--- WORK TO BE COMPLETED ---
Pick out each line of the records that includes the string "целом", and copy it.

--- MATERIAL TO PROCESS ---
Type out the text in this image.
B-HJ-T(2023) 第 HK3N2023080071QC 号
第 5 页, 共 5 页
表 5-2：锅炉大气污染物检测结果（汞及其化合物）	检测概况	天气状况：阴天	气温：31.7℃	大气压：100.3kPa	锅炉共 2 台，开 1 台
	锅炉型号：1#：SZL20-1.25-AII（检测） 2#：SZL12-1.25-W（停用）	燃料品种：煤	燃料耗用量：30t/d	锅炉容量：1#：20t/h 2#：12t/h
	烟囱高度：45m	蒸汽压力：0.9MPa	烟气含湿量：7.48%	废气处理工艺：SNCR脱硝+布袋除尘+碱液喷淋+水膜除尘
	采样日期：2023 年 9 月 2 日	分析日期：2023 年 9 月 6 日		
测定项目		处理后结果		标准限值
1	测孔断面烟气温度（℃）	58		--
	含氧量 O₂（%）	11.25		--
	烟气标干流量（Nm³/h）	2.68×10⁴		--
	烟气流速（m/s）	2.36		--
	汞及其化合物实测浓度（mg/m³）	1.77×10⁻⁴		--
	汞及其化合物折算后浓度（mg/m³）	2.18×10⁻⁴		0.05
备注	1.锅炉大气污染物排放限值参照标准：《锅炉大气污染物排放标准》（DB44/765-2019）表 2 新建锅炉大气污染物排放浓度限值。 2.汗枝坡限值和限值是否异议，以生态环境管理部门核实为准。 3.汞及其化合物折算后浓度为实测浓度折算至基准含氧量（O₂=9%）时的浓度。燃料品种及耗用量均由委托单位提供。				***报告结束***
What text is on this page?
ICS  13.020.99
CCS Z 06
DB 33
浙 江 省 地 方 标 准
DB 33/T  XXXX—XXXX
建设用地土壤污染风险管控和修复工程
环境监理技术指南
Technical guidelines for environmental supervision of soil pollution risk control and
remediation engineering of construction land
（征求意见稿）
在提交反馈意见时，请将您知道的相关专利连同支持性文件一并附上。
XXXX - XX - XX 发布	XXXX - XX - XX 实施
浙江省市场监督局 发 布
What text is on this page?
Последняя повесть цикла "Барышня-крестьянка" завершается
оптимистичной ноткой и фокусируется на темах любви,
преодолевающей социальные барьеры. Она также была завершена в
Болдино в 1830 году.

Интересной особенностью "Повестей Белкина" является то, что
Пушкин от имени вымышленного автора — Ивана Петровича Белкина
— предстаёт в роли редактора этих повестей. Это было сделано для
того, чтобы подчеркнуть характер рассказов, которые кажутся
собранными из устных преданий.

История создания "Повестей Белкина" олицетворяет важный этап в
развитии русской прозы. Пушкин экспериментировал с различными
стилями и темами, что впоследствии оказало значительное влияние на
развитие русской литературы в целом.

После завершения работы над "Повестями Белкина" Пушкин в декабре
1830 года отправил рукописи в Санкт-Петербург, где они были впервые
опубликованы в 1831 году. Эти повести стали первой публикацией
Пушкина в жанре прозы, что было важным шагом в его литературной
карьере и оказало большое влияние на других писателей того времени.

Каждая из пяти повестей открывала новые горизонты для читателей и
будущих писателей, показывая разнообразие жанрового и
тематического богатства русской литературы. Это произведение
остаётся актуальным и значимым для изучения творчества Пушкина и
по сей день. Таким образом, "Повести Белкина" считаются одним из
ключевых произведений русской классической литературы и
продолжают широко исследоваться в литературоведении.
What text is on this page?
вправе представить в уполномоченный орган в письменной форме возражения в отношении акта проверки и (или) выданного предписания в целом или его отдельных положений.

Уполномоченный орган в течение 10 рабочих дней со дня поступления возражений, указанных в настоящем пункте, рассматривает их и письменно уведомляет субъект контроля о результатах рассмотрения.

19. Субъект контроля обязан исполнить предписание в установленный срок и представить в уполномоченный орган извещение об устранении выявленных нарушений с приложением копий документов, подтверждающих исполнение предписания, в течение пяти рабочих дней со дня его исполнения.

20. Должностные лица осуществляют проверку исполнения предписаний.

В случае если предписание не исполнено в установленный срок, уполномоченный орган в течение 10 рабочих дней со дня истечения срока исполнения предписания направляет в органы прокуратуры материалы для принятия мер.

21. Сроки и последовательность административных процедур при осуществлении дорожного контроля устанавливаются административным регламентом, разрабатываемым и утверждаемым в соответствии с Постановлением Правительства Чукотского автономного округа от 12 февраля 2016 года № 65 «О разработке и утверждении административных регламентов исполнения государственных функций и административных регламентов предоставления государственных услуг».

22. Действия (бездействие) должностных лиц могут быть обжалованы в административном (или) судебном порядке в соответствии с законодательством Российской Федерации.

--- SOLUTION TO THIS EXERCISE ---
развитие русской литературы в целом.
вправе представить в уполномоченный орган в письменной форме возражения в отношении акта проверки и (или) выданного предписания в целом или его отдельных положений.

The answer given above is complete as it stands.